— Begin —

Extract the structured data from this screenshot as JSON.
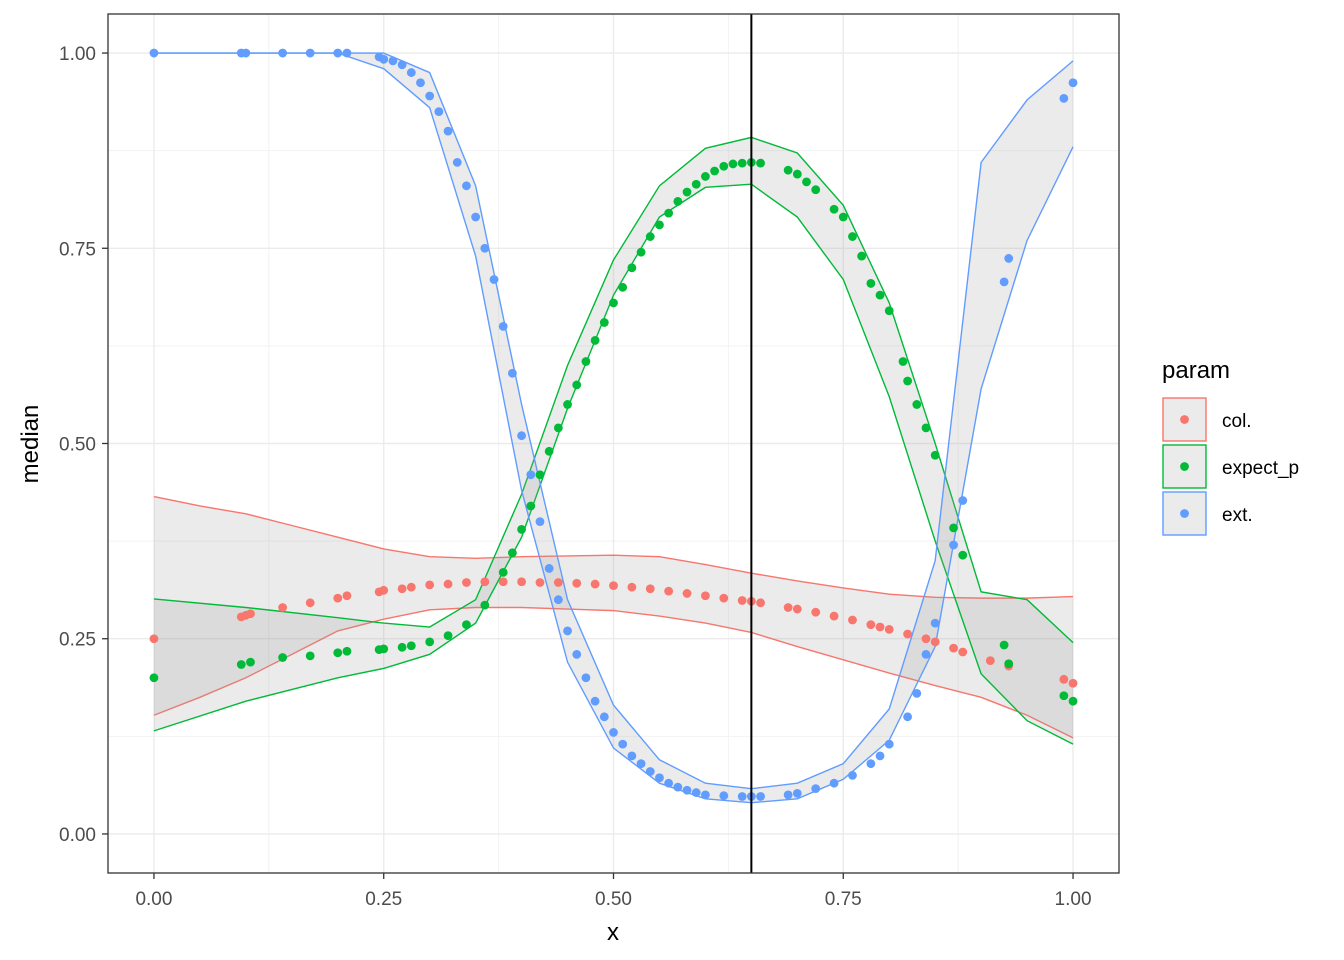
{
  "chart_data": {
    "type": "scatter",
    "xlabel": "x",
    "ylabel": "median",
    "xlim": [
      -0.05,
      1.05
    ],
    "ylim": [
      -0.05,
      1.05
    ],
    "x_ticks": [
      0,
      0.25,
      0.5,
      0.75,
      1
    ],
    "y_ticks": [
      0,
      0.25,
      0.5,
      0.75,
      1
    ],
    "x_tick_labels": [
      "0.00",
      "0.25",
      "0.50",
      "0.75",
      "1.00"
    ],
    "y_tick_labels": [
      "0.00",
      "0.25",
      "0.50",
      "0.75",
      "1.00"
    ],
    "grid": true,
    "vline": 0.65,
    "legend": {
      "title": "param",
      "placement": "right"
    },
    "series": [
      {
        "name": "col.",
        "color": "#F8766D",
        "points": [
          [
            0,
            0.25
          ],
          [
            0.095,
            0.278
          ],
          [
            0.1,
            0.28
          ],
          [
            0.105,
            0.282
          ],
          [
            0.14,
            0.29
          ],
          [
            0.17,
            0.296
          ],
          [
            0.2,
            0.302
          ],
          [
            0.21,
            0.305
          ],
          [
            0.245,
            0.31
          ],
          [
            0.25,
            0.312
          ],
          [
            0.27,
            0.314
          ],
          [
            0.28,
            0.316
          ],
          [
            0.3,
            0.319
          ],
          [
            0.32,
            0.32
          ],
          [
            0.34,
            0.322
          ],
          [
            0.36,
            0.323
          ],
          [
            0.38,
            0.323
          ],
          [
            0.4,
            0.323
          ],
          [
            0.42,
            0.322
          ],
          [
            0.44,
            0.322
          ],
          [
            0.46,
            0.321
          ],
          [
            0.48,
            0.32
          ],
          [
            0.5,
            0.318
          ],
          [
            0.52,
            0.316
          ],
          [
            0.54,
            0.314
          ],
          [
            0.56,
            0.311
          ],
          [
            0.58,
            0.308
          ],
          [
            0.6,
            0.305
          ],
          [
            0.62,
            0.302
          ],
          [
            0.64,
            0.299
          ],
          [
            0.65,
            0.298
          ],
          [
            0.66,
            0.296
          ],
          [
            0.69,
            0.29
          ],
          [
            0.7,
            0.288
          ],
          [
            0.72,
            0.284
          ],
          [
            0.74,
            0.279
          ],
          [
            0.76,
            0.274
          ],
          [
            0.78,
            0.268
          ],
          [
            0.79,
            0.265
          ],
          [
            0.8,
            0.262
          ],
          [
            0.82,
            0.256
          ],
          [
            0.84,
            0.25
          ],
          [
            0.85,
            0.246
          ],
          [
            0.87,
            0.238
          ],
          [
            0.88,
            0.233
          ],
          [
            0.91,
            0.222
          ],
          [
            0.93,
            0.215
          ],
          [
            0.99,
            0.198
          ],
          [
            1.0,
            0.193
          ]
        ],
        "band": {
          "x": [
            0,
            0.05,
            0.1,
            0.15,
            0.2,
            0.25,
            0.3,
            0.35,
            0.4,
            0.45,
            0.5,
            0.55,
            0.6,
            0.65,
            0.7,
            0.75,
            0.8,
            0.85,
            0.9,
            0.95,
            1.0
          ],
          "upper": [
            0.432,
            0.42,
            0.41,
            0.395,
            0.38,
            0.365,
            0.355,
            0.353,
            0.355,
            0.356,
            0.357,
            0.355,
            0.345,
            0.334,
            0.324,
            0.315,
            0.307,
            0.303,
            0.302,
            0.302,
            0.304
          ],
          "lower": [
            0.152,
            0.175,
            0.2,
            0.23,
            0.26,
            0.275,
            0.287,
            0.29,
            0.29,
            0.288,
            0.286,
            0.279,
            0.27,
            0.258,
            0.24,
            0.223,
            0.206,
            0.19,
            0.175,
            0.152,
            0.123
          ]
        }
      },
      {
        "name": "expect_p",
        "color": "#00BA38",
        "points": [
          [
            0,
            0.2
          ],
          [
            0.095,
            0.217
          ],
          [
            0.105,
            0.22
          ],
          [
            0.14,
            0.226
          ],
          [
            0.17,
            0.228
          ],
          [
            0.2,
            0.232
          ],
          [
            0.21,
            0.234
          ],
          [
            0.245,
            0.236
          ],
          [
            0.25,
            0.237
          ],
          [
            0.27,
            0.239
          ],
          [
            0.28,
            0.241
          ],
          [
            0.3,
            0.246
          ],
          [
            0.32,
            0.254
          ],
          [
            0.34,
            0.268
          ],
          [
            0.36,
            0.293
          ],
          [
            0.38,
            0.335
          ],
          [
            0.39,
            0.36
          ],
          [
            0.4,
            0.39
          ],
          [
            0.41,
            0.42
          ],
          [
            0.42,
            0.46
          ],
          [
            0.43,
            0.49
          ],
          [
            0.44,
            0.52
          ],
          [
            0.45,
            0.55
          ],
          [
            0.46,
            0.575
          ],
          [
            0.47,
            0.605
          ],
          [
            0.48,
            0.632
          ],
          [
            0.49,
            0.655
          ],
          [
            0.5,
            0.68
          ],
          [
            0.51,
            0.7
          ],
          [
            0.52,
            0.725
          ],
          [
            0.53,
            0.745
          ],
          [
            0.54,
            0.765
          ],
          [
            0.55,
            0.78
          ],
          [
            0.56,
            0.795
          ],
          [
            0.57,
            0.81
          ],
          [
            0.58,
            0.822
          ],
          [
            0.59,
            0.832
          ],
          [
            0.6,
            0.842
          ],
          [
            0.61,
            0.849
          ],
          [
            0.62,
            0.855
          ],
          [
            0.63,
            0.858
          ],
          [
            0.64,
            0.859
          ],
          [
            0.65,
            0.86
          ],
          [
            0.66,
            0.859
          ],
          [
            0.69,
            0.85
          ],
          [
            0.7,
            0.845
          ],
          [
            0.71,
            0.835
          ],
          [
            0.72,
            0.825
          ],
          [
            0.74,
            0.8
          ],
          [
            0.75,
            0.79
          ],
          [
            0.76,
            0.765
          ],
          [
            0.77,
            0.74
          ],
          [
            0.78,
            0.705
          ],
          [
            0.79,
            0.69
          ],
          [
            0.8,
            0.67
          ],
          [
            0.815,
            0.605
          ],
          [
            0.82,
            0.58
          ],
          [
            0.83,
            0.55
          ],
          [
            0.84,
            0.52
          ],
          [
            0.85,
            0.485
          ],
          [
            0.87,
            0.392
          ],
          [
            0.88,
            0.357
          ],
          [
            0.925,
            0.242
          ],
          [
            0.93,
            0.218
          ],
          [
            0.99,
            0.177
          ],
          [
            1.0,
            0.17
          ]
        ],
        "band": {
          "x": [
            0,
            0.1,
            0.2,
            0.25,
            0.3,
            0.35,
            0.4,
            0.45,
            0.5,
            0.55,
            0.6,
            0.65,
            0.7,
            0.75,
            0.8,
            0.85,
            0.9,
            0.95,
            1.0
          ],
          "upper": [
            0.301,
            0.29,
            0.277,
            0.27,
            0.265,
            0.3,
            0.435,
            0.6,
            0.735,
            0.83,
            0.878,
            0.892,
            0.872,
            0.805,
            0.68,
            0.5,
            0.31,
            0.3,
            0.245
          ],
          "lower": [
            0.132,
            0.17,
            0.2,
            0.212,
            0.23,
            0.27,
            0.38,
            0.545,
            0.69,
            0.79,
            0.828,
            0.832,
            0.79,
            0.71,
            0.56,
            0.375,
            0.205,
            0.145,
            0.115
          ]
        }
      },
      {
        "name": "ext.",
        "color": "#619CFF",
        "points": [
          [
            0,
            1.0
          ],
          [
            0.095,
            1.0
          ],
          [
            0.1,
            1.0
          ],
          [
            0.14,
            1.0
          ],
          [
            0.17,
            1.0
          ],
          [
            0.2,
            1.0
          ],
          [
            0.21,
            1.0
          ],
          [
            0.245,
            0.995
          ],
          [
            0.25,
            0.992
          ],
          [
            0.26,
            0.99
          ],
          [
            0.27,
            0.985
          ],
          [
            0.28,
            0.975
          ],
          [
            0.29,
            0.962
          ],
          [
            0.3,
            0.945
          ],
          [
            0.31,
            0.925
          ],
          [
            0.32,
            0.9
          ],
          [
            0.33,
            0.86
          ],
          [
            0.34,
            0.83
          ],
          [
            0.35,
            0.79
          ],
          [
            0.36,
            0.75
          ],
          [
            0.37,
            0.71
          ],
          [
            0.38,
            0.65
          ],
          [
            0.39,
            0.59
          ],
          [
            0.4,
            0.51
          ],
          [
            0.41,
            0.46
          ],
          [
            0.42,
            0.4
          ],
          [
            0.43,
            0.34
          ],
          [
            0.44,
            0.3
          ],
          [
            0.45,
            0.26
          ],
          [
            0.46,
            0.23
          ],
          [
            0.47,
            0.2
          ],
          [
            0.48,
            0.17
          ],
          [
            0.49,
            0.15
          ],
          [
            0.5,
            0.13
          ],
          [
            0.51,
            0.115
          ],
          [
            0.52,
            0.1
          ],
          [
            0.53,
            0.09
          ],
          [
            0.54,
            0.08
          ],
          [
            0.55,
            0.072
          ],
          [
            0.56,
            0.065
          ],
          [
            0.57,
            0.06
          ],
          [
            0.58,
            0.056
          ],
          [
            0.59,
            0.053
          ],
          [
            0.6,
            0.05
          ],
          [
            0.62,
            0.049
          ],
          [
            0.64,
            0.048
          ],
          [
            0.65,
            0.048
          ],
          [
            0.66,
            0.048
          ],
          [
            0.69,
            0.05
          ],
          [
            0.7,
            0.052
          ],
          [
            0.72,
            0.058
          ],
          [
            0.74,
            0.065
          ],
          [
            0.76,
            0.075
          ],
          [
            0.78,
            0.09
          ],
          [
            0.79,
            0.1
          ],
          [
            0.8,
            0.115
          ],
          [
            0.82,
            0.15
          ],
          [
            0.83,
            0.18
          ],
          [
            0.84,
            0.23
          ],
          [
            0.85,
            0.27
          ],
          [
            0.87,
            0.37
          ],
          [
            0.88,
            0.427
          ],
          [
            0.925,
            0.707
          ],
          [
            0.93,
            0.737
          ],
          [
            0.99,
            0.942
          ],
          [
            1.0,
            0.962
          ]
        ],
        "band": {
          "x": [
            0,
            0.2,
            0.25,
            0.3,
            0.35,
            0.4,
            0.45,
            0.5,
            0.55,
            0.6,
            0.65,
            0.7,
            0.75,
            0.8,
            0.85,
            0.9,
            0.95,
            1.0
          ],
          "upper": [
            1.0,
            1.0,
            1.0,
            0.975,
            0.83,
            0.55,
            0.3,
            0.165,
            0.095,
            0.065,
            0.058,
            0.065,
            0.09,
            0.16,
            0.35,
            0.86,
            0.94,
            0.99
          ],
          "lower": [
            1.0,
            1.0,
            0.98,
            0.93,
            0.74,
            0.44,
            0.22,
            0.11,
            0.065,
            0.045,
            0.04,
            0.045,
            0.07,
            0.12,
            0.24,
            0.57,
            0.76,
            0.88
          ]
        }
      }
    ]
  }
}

— End —

Return each full line of the entries that contains the word "color".

_Output below_.
        "color": "#F8766D",
        "color": "#00BA38",
        "color": "#619CFF",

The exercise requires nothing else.